## Exercise goal:
In the records below, count every line containing "screenshot". Reply with the number only.

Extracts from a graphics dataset
::::

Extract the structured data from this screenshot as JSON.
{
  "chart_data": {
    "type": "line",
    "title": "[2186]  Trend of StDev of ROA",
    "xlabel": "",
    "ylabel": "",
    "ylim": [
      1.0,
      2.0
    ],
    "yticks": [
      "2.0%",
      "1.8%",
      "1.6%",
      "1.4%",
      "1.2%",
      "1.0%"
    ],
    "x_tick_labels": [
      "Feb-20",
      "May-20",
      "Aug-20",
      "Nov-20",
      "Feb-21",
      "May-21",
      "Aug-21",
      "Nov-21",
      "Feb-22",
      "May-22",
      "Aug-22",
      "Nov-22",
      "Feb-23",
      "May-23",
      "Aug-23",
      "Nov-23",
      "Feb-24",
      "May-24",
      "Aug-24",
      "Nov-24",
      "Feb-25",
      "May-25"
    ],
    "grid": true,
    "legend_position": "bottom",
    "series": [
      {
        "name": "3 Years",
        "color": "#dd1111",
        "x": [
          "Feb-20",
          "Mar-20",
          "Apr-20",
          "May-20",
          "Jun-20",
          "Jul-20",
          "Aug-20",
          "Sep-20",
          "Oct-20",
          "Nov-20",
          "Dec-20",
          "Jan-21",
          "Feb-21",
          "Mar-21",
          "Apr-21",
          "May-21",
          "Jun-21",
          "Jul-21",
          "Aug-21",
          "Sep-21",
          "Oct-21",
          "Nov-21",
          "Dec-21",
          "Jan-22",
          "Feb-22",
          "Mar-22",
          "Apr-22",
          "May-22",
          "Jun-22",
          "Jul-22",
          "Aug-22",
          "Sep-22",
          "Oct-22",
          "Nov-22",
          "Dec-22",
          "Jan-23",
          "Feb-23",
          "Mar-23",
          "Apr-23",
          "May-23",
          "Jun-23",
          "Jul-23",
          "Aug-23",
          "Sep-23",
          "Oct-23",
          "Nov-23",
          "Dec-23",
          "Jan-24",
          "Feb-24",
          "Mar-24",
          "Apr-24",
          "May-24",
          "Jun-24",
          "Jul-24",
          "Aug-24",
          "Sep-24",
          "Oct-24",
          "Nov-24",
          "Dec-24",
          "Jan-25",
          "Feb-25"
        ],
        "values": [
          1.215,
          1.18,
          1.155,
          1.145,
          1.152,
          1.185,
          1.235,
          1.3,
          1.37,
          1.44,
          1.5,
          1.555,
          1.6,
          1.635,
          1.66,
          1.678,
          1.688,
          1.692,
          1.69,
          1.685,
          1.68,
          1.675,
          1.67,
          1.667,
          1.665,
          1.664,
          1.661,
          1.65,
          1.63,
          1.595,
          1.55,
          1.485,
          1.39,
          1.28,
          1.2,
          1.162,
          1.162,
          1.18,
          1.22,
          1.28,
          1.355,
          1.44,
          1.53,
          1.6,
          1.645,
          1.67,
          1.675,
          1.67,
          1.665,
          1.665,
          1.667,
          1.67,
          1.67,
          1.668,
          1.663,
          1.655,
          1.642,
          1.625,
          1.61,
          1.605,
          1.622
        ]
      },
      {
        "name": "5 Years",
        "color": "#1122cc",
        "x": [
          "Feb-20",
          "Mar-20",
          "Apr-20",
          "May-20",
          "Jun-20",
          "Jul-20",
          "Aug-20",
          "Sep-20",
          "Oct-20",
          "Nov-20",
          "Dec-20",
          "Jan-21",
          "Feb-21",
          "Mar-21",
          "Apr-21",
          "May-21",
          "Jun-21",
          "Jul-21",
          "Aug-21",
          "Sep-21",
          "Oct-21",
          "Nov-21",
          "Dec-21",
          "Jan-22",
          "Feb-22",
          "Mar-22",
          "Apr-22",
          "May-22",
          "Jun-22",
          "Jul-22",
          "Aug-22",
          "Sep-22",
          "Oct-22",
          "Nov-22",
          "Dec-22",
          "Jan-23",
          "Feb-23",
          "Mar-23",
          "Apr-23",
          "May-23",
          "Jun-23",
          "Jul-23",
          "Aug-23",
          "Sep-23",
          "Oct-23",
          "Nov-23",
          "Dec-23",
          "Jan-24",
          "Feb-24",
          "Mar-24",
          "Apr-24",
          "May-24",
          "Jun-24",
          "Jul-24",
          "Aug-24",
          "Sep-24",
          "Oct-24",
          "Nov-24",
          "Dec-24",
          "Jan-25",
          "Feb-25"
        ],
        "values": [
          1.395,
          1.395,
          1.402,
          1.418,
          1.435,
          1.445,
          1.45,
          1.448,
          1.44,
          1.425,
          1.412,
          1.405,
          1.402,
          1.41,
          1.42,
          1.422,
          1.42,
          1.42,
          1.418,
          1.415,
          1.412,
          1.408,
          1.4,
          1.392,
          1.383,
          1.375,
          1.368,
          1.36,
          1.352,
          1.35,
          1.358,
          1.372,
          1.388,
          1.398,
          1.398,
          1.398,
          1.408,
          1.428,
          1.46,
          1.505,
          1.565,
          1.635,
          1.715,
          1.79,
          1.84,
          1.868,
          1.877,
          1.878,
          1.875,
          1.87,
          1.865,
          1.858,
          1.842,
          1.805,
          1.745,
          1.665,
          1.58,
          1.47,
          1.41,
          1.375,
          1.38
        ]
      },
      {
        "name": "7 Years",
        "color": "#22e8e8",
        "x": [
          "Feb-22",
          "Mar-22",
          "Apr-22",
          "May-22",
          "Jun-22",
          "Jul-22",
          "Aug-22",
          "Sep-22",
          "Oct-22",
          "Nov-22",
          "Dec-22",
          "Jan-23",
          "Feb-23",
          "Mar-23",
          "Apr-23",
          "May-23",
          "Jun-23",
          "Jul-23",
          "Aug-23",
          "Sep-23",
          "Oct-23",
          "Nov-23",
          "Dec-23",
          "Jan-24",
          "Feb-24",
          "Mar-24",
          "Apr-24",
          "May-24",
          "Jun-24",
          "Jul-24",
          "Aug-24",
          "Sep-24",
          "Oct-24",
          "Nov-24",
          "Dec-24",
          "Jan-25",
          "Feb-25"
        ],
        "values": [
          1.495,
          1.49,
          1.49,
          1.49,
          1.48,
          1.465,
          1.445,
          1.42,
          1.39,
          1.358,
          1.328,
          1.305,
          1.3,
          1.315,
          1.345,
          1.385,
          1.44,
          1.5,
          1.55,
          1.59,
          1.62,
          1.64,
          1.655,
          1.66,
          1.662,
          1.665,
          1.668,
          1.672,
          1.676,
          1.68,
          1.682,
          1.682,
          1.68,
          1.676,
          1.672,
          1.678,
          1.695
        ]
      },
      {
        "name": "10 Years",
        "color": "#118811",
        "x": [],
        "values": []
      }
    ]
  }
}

::::

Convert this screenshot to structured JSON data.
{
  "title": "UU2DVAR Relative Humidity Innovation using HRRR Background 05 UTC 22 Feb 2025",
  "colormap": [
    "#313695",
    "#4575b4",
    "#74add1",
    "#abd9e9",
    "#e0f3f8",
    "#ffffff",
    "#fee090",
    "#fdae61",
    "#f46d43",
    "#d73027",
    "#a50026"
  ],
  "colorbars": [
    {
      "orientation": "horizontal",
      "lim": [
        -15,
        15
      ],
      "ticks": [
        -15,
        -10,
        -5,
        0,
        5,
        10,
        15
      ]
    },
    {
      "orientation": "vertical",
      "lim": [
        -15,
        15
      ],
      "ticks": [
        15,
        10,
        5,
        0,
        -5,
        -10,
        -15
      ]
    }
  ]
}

::::

## In response:
2